Examine the material below. Gather every line in which the string "Napravi" appears.

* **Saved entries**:
-.-.-
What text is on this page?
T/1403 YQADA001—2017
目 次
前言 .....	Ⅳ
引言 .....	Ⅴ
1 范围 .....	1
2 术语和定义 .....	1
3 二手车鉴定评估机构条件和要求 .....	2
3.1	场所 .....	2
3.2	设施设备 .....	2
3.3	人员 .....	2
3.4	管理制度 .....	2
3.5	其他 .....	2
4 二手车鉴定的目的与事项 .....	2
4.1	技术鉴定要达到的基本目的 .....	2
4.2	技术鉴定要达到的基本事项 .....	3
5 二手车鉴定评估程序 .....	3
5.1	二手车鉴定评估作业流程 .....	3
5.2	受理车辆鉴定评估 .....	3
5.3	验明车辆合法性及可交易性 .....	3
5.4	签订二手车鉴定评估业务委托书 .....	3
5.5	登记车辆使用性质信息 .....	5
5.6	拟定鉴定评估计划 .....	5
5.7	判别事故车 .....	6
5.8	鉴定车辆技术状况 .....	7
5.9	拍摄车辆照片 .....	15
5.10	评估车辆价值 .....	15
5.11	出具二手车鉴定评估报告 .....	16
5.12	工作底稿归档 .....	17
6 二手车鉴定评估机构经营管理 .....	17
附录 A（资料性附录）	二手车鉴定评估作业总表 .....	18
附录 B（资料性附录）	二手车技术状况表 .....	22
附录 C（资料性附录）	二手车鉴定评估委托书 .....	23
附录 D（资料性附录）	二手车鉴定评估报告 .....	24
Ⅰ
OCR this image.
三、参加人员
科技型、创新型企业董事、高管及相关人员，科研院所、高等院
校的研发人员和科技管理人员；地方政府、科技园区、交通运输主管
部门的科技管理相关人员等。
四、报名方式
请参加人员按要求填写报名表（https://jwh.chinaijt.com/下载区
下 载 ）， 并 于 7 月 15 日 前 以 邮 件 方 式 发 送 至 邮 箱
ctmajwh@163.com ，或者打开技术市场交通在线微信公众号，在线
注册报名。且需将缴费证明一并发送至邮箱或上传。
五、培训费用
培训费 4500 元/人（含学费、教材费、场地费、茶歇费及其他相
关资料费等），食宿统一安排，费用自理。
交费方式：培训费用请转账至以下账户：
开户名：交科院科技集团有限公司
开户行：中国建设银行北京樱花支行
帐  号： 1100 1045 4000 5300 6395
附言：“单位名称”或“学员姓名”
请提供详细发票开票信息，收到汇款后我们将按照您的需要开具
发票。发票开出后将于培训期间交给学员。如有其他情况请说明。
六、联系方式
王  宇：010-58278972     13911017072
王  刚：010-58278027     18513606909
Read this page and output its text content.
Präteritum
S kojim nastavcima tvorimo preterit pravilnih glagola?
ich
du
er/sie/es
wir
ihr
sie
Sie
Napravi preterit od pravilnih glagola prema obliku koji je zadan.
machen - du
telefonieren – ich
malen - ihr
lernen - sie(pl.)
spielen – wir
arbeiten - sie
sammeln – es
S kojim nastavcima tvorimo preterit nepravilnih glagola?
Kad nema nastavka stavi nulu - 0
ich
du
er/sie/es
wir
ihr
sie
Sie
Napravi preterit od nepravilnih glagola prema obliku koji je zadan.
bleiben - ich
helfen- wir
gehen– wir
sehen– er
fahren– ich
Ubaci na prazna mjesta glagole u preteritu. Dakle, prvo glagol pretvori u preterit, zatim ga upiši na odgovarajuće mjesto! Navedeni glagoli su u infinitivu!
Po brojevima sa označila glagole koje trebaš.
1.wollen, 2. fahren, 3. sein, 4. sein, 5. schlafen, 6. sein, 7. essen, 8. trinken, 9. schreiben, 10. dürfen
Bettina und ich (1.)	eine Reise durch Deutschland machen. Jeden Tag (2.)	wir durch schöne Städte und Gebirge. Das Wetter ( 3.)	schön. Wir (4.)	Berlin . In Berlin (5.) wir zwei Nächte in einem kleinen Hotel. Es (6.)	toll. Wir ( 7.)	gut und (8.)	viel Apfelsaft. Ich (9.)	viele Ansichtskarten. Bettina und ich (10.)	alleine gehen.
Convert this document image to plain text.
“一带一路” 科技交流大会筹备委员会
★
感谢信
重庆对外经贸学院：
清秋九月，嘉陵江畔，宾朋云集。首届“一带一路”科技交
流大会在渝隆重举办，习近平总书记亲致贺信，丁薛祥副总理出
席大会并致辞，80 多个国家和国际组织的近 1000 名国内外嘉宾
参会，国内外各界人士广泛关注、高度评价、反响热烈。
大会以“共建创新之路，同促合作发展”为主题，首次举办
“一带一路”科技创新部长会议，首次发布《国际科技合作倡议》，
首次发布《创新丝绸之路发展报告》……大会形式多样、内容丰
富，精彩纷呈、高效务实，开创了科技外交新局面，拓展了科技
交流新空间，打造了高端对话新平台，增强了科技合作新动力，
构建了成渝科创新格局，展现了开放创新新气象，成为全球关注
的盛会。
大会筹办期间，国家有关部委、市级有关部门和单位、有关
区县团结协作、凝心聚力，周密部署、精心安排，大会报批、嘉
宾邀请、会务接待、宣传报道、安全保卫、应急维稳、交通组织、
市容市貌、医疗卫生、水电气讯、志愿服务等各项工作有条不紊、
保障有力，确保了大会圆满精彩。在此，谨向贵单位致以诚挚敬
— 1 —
-.-.-
* **REPLY**:
Napravi preterit od pravilnih glagola prema obliku koji je zadan.
Napravi preterit od nepravilnih glagola prema obliku koji je zadan.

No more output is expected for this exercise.